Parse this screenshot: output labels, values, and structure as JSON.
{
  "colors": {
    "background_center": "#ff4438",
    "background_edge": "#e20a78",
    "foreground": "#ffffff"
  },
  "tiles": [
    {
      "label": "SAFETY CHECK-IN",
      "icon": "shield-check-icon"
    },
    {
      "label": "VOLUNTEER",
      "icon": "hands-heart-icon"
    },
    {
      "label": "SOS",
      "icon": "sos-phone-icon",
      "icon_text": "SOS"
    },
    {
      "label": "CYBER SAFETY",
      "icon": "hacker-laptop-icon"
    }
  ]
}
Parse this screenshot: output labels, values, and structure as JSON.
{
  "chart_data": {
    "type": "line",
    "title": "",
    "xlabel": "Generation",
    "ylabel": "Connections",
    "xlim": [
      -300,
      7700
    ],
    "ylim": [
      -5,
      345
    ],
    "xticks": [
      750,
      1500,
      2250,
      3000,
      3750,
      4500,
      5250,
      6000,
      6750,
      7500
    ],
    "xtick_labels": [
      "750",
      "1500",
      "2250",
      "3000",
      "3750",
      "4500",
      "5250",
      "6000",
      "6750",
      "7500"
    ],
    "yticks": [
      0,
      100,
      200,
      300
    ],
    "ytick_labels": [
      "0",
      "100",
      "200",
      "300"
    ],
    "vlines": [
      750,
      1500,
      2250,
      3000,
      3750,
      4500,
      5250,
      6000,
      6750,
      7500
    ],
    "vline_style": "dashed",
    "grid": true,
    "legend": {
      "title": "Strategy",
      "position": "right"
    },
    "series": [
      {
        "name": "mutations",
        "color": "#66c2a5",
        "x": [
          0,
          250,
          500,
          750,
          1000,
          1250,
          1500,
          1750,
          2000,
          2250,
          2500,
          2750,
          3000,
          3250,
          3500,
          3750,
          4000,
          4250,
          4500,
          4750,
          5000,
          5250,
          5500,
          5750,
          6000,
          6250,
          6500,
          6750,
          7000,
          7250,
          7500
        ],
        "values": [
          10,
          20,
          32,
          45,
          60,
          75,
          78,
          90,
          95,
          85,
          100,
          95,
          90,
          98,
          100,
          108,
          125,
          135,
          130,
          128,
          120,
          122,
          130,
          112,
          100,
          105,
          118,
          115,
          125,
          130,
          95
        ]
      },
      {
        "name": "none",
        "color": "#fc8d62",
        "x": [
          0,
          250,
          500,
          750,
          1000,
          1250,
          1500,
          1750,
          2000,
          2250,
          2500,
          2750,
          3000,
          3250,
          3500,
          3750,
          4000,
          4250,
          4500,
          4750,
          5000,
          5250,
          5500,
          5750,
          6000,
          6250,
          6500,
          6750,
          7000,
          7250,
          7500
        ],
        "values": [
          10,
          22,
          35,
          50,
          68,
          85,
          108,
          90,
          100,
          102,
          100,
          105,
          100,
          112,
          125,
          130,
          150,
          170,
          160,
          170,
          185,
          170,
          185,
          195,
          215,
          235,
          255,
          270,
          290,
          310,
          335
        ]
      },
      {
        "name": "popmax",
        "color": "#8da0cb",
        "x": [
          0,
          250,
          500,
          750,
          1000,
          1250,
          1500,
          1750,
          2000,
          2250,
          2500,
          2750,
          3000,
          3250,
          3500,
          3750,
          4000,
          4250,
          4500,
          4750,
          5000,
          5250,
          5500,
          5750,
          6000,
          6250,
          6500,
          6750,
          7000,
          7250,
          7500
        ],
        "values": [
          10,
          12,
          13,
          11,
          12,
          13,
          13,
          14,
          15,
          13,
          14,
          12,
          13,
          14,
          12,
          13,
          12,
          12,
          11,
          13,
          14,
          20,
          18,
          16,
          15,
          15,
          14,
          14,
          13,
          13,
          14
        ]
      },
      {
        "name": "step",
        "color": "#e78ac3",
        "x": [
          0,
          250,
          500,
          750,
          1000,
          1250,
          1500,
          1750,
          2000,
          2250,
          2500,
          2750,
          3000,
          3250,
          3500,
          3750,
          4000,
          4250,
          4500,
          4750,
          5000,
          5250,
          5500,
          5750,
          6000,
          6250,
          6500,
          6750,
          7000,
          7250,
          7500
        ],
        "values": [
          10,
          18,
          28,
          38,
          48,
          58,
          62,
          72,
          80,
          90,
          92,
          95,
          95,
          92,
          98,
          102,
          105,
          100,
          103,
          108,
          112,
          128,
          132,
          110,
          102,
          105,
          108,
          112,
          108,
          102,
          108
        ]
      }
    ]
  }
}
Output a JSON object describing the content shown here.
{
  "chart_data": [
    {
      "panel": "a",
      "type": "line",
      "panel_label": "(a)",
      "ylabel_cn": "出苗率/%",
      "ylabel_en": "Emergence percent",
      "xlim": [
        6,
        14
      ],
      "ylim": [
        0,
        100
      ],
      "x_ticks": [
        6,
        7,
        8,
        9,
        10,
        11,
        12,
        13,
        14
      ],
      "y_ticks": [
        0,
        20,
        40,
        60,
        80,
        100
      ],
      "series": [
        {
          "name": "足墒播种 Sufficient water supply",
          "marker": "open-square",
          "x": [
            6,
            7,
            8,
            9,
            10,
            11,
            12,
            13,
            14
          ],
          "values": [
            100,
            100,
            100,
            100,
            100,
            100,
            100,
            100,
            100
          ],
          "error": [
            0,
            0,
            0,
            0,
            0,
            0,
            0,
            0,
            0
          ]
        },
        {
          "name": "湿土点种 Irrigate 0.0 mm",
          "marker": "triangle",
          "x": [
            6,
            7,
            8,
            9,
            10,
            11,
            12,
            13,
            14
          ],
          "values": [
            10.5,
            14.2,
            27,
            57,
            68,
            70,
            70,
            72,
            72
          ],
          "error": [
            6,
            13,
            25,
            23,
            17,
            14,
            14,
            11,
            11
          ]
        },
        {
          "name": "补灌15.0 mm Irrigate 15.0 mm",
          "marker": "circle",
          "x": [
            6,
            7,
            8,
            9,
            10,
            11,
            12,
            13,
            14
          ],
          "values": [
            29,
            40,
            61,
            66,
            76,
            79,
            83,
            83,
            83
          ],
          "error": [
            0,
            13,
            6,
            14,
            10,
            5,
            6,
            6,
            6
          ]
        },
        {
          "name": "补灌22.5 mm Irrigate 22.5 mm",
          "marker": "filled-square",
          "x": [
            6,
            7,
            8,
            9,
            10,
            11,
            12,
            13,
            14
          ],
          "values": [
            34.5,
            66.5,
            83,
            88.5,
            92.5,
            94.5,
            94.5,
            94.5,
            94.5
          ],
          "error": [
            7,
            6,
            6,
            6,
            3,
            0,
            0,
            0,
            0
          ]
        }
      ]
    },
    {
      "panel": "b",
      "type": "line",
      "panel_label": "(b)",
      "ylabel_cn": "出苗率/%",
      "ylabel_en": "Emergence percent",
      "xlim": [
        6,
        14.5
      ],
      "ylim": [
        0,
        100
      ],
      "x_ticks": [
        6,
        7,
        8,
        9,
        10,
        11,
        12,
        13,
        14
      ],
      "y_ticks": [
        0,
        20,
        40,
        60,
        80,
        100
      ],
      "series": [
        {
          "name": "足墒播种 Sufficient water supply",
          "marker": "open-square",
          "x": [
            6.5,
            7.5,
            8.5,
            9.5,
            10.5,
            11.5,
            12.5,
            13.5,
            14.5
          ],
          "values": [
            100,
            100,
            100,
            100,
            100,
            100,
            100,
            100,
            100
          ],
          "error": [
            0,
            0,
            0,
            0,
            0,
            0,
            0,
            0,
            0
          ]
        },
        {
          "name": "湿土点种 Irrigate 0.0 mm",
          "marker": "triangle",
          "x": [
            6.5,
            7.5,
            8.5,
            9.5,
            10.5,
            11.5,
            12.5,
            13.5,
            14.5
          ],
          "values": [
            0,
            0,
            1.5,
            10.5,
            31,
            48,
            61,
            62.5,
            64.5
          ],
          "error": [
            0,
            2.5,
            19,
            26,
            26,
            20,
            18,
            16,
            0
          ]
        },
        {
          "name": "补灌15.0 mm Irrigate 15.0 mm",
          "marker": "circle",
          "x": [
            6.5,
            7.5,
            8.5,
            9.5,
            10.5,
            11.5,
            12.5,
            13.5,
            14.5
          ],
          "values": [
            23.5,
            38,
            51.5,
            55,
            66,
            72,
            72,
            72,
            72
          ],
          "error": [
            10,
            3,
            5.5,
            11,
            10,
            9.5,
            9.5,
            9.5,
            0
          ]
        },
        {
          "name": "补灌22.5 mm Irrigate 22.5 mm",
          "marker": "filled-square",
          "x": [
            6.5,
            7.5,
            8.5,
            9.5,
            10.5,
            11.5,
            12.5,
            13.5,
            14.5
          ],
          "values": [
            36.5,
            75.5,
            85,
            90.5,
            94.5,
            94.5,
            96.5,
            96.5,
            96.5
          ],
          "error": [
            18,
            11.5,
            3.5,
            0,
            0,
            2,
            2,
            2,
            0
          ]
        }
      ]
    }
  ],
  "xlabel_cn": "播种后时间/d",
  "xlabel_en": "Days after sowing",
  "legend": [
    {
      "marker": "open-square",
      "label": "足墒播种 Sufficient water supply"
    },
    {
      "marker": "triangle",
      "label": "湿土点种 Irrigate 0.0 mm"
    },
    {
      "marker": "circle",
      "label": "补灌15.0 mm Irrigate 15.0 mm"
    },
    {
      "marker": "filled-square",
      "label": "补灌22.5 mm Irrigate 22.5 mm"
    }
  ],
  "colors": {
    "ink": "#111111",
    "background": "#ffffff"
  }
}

▸ PROBLEM STATEMENT:
Return each line that includes "SAFETY".

▸ RESULT OF THE EXERCISE:
      "label": "SAFETY CHECK-IN",
      "label": "CYBER SAFETY",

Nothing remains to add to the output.